**** Raw records
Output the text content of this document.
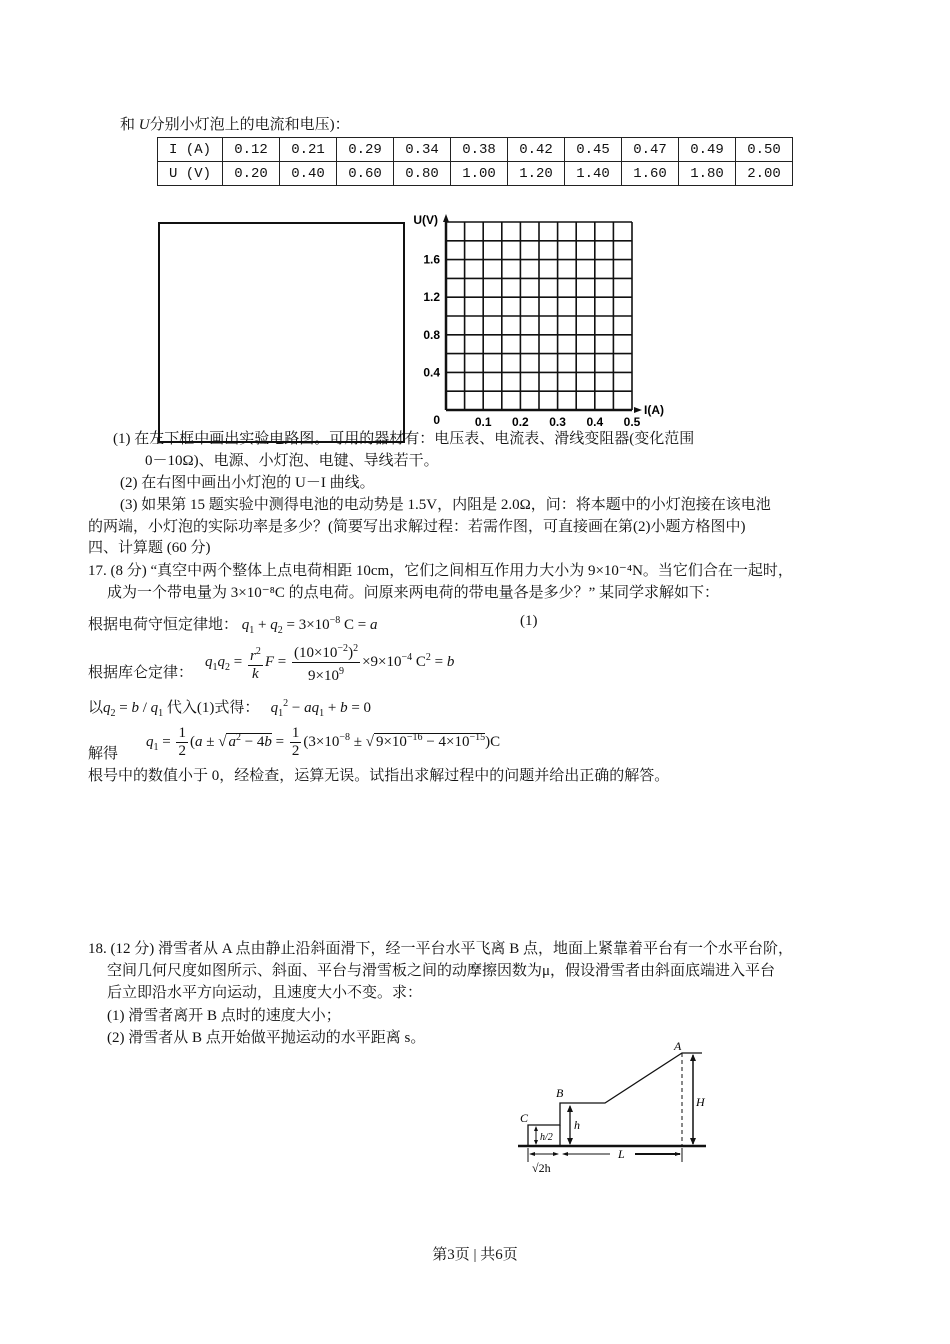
和 U分别小灯泡上的电流和电压)：
I (A)	0.12	0.21	0.29	0.34	0.38	0.42	0.45	0.47	0.49	0.50
U (V)	0.20	0.40	0.60	0.80	1.00	1.20	1.40	1.60	1.80	2.00
U(V)
I(A)
0
0.4
0.8
1.2
1.6
0.1 0.2 0.3 0.4 0.5
(1) 在左下框中画出实验电路图。可用的器材有：电压表、电流表、滑线变阻器(变化范围
0－10Ω)、电源、小灯泡、电键、导线若干。
(2) 在右图中画出小灯泡的 U－I 曲线。
(3) 如果第 15 题实验中测得电池的电动势是 1.5V，内阻是 2.0Ω，问：将本题中的小灯泡接在该电池
的两端，小灯泡的实际功率是多少？(简要写出求解过程：若需作图，可直接画在第(2)小题方格图中)
四、计算题 (60 分)
17. (8 分) “真空中两个整体上点电荷相距 10cm，它们之间相互作用力大小为 9×10⁻⁴N。当它们合在一起时，
成为一个带电量为 3×10⁻⁸C 的点电荷。问原来两电荷的带电量各是多少？” 某同学求解如下：
根据电荷守恒定律地： $q_1 + q_2 = 3\times 10^{-8}$ C = a	(1)
根据库仑定律：
$q_1q_2 = \frac{r^2}{k}$ $F = \frac{(10\times 10^{-2})^2}{9\times 10^9} \times 9\times 10^{-4}$ $C^2 = b$
以$q_2 = b / q_1$ 代入(1)式得： $q_1^2 - aq_1 + b = 0$
解得
$q_1 = \frac{1}{2} (a$ ± √ $a^2 - 4b = \frac{1}{2} (3\times 10^{-8}$ ± √ $9\times 10^{-16} - 4\times 10^{-15})C$
根号中的数值小于 0，经检查，运算无误。试指出求解过程中的问题并给出正确的解答。
18. (12 分) 滑雪者从 A 点由静止沿斜面滑下，经一平台水平飞离 B 点，地面上紧靠着平台有一个水平台阶，
空间几何尺度如图所示、斜面、平台与滑雪板之间的动摩擦因数为μ，假设滑雪者由斜面底端进入平台
后立即沿水平方向运动，且速度大小不变。求：
(1) 滑雪者离开 B 点时的速度大小；
(2) 滑雪者从 B 点开始做平抛运动的水平距离 s。	A
B
C	h
h/2
H
L
√2h
第3页 | 共6页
********
### Task objective
In the entries above, find every line holding the word "frac" and copy it out.

### Full answer
$q_1q_2 = \frac{r^2}{k}$ $F = \frac{(10\times 10^{-2})^2}{9\times 10^9} \times 9\times 10^{-4}$ $C^2 = b$
$q_1 = \frac{1}{2} (a$ ± √ $a^2 - 4b = \frac{1}{2} (3\times 10^{-8}$ ± √ $9\times 10^{-16} - 4\times 10^{-15})C$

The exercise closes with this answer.